(Collected data entries)
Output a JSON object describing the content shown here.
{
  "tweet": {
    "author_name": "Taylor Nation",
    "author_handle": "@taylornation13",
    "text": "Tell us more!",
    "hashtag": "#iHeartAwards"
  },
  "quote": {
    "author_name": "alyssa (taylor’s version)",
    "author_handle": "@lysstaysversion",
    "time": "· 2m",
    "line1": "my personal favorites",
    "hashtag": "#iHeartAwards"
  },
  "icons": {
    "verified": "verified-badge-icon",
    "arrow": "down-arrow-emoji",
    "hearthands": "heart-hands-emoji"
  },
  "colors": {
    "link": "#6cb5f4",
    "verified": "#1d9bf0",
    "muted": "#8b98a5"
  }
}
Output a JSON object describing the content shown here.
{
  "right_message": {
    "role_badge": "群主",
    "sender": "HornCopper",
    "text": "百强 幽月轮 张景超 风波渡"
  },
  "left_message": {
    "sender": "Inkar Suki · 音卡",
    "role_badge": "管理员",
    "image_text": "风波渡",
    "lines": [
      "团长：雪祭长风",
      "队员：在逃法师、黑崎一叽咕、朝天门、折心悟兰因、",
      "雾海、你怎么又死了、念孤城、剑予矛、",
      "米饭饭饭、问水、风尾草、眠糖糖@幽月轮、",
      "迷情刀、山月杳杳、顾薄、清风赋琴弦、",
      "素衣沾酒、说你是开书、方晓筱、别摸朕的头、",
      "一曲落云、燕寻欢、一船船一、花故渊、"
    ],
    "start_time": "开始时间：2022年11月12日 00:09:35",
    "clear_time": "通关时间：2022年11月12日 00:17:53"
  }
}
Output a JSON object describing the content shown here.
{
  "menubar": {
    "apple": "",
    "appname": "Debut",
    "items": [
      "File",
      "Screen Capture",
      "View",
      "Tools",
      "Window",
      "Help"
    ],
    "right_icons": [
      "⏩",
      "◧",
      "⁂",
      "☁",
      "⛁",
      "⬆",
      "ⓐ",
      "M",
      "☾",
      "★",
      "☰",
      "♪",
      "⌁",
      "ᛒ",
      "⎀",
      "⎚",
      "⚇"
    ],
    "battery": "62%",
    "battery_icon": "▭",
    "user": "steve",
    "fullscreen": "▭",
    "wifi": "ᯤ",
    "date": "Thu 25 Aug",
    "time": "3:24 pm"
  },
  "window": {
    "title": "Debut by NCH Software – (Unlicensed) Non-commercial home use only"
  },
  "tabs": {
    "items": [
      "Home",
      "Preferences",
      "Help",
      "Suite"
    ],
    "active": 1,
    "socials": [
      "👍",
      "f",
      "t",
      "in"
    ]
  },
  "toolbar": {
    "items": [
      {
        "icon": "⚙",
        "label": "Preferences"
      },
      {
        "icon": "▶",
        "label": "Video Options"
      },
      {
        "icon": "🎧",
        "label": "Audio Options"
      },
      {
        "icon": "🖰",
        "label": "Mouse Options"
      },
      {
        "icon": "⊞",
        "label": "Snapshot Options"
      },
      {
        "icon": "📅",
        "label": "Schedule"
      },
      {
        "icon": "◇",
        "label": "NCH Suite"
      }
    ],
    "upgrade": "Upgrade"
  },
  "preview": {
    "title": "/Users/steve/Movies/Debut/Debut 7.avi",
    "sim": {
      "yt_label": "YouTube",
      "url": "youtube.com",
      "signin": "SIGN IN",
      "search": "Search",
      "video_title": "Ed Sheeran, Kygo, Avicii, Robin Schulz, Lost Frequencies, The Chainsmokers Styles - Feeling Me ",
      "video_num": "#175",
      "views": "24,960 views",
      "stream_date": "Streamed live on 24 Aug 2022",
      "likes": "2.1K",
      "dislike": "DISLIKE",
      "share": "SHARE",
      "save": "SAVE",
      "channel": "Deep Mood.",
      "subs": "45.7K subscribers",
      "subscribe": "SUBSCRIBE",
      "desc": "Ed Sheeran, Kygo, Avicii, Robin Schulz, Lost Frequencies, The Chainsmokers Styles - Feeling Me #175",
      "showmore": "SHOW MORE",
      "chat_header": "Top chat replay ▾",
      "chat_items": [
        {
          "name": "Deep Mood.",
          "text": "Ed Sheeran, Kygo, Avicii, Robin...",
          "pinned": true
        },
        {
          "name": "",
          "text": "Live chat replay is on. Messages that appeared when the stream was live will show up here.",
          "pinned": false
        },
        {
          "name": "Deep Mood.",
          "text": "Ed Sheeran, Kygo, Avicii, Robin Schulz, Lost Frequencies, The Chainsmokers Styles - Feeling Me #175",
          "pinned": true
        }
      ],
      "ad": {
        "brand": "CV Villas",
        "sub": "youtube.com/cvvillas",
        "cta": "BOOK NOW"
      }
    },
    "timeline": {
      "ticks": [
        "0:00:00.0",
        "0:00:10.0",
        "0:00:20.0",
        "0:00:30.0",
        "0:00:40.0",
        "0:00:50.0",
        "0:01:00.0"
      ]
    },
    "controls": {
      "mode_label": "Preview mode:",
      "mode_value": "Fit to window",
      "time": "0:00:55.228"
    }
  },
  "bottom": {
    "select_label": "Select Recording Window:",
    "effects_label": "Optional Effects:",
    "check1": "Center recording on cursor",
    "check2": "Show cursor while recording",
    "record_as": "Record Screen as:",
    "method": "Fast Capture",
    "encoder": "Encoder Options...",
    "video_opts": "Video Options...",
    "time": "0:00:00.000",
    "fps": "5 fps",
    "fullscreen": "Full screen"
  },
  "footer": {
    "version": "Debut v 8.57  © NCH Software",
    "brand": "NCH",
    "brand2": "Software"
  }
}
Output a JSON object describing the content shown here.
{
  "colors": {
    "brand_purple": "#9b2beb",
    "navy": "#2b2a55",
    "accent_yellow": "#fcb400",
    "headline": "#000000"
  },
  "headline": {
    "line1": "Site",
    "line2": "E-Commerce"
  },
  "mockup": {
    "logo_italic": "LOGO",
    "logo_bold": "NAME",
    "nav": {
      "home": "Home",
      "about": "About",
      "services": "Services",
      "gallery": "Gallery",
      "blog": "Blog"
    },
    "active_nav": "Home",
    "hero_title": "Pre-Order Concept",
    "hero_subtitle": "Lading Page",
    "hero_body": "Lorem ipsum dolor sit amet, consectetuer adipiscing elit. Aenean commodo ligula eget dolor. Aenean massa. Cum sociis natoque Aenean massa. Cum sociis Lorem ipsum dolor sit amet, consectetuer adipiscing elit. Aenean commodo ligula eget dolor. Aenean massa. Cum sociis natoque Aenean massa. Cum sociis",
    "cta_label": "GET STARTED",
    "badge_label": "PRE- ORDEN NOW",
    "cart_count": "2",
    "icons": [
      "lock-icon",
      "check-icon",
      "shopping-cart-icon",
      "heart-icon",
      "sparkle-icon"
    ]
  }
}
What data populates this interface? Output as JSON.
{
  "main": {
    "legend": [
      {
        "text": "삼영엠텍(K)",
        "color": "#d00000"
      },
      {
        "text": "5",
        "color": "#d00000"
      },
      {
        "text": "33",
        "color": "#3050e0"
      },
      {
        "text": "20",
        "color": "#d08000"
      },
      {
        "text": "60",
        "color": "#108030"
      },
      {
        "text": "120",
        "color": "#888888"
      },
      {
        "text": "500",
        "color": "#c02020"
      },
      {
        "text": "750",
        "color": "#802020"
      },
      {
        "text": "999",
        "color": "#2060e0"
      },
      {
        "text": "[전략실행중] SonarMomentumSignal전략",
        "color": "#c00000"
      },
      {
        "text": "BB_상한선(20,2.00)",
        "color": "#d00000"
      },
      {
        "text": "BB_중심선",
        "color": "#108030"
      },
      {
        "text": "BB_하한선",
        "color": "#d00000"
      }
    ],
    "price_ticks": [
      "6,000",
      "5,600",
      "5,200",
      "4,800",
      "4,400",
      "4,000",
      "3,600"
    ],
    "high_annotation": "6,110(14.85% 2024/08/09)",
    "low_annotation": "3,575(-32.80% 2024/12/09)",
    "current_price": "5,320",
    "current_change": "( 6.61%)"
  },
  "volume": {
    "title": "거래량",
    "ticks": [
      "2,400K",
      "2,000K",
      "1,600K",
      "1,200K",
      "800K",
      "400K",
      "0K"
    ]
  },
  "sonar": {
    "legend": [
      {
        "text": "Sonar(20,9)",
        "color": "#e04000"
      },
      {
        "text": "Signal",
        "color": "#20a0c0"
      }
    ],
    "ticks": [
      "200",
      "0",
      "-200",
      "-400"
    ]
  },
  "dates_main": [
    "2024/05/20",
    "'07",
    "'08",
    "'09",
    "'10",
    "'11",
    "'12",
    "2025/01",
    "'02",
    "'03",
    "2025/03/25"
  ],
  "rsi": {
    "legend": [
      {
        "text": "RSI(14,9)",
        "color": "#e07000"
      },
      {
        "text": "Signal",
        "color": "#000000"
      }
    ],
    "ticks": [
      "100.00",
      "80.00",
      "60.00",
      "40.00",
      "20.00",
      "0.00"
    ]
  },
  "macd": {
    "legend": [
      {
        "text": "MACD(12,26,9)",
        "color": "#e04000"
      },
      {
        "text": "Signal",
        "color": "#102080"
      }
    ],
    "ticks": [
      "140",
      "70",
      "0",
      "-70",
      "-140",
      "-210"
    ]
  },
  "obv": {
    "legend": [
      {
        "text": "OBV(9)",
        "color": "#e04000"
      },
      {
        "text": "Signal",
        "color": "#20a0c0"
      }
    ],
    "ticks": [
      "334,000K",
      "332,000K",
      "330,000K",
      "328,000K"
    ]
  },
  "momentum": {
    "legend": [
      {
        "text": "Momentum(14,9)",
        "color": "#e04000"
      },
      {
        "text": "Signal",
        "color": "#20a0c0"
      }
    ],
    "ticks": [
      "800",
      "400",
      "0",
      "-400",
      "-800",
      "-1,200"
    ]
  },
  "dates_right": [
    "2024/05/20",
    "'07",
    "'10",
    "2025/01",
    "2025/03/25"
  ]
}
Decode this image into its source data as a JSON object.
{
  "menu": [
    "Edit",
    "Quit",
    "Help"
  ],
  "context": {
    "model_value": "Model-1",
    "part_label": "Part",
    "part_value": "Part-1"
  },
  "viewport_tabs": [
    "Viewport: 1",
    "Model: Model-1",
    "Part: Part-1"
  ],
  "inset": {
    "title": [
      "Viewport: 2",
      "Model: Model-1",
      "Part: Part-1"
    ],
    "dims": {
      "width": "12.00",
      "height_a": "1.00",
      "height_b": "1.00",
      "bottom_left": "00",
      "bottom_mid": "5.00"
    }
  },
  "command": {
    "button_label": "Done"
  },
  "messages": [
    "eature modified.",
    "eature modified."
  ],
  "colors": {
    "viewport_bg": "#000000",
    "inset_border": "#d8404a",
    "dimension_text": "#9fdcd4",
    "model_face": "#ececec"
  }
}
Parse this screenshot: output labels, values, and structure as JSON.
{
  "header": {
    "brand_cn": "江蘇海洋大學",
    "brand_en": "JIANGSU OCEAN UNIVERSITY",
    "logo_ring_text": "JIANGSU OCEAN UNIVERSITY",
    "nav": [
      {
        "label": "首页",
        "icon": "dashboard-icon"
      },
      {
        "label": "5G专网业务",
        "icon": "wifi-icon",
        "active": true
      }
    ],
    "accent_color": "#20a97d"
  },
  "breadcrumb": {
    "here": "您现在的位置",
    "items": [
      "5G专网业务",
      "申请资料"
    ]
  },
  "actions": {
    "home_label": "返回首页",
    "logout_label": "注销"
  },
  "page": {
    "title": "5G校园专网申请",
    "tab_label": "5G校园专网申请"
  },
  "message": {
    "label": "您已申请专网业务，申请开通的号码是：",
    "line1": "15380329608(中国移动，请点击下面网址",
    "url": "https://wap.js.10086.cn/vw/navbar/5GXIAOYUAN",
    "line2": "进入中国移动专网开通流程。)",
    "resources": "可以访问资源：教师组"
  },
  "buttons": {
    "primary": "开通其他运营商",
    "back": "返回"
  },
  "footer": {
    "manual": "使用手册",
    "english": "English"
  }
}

Challenge
Every line from the line containing "Parse this screenshot: output" to the last line of the material above must be repeated exactly, and no other line.

Solution to this task
Parse this screenshot: output labels, values, and structure as JSON.
{
  "header": {
    "brand_cn": "江蘇海洋大學",
    "brand_en": "JIANGSU OCEAN UNIVERSITY",
    "logo_ring_text": "JIANGSU OCEAN UNIVERSITY",
    "nav": [
      {
        "label": "首页",
        "icon": "dashboard-icon"
      },
      {
        "label": "5G专网业务",
        "icon": "wifi-icon",
        "active": true
      }
    ],
    "accent_color": "#20a97d"
  },
  "breadcrumb": {
    "here": "您现在的位置",
    "items": [
      "5G专网业务",
      "申请资料"
    ]
  },
  "actions": {
    "home_label": "返回首页",
    "logout_label": "注销"
  },
  "page": {
    "title": "5G校园专网申请",
    "tab_label": "5G校园专网申请"
  },
  "message": {
    "label": "您已申请专网业务，申请开通的号码是：",
    "line1": "15380329608(中国移动，请点击下面网址",
    "url": "https://wap.js.10086.cn/vw/navbar/5GXIAOYUAN",
    "line2": "进入中国移动专网开通流程。)",
    "resources": "可以访问资源：教师组"
  },
  "buttons": {
    "primary": "开通其他运营商",
    "back": "返回"
  },
  "footer": {
    "manual": "使用手册",
    "english": "English"
  }
}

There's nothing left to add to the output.